GOAL OF THE EXERCISE: Write out every line of the material as it stands, apart from the pictures.
— BEGIN MATERIAL PROVIDED —
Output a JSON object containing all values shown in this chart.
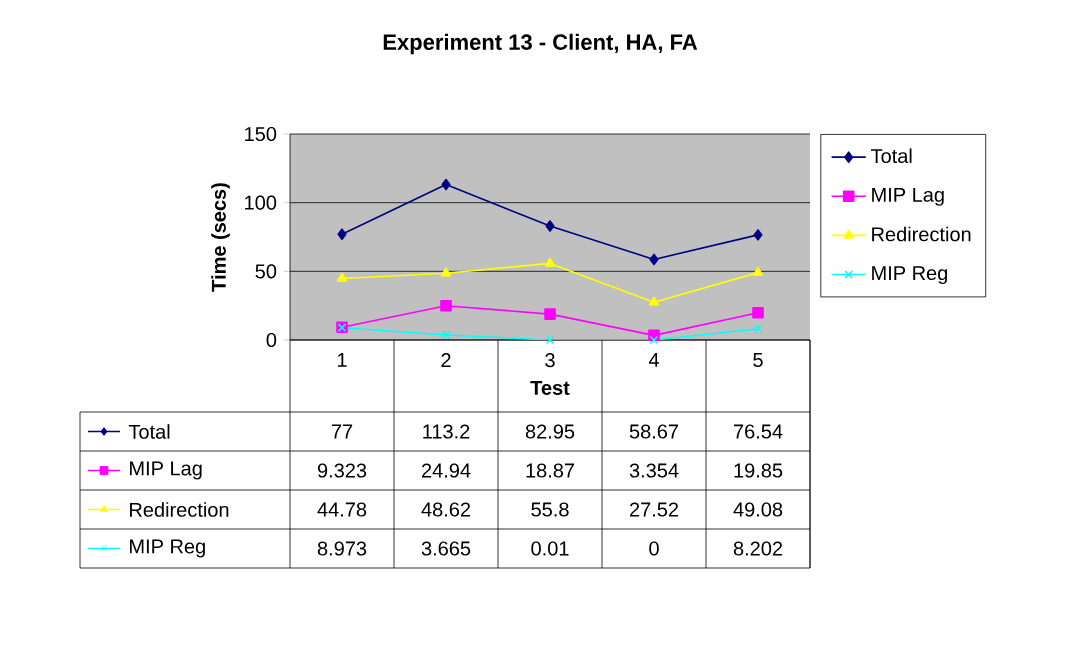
{
  "chart_data": {
    "type": "line",
    "title": "Experiment 13 - Client, HA, FA",
    "xlabel": "Test",
    "ylabel": "Time (secs)",
    "categories": [
      "1",
      "2",
      "3",
      "4",
      "5"
    ],
    "ylim": [
      0,
      150
    ],
    "yticks": [
      0,
      50,
      100,
      150
    ],
    "grid": "y",
    "legend": "right",
    "data_labels": true,
    "series": [
      {
        "name": "Total",
        "color": "#000080",
        "marker": "diamond",
        "values": [
          77,
          113.2,
          82.95,
          58.67,
          76.54
        ]
      },
      {
        "name": "MIP Lag",
        "color": "#ff00ff",
        "marker": "square",
        "values": [
          9.323,
          24.94,
          18.87,
          3.354,
          19.85
        ]
      },
      {
        "name": "Redirection",
        "color": "#ffff00",
        "marker": "triangle",
        "values": [
          44.78,
          48.62,
          55.8,
          27.52,
          49.08
        ]
      },
      {
        "name": "MIP Reg",
        "color": "#00ffff",
        "marker": "cross",
        "values": [
          8.973,
          3.665,
          0.01,
          0,
          8.202
        ]
      }
    ]
  }
}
— END MATERIAL PROVIDED —
FULL ANSWER:
Output a JSON object containing all values shown in this chart.
{
  "chart_data": {
    "type": "line",
    "title": "Experiment 13 - Client, HA, FA",
    "xlabel": "Test",
    "ylabel": "Time (secs)",
    "categories": [
      "1",
      "2",
      "3",
      "4",
      "5"
    ],
    "ylim": [
      0,
      150
    ],
    "yticks": [
      0,
      50,
      100,
      150
    ],
    "grid": "y",
    "legend": "right",
    "data_labels": true,
    "series": [
      {
        "name": "Total",
        "color": "#000080",
        "marker": "diamond",
        "values": [
          77,
          113.2,
          82.95,
          58.67,
          76.54
        ]
      },
      {
        "name": "MIP Lag",
        "color": "#ff00ff",
        "marker": "square",
        "values": [
          9.323,
          24.94,
          18.87,
          3.354,
          19.85
        ]
      },
      {
        "name": "Redirection",
        "color": "#ffff00",
        "marker": "triangle",
        "values": [
          44.78,
          48.62,
          55.8,
          27.52,
          49.08
        ]
      },
      {
        "name": "MIP Reg",
        "color": "#00ffff",
        "marker": "cross",
        "values": [
          8.973,
          3.665,
          0.01,
          0,
          8.202
        ]
      }
    ]
  }
}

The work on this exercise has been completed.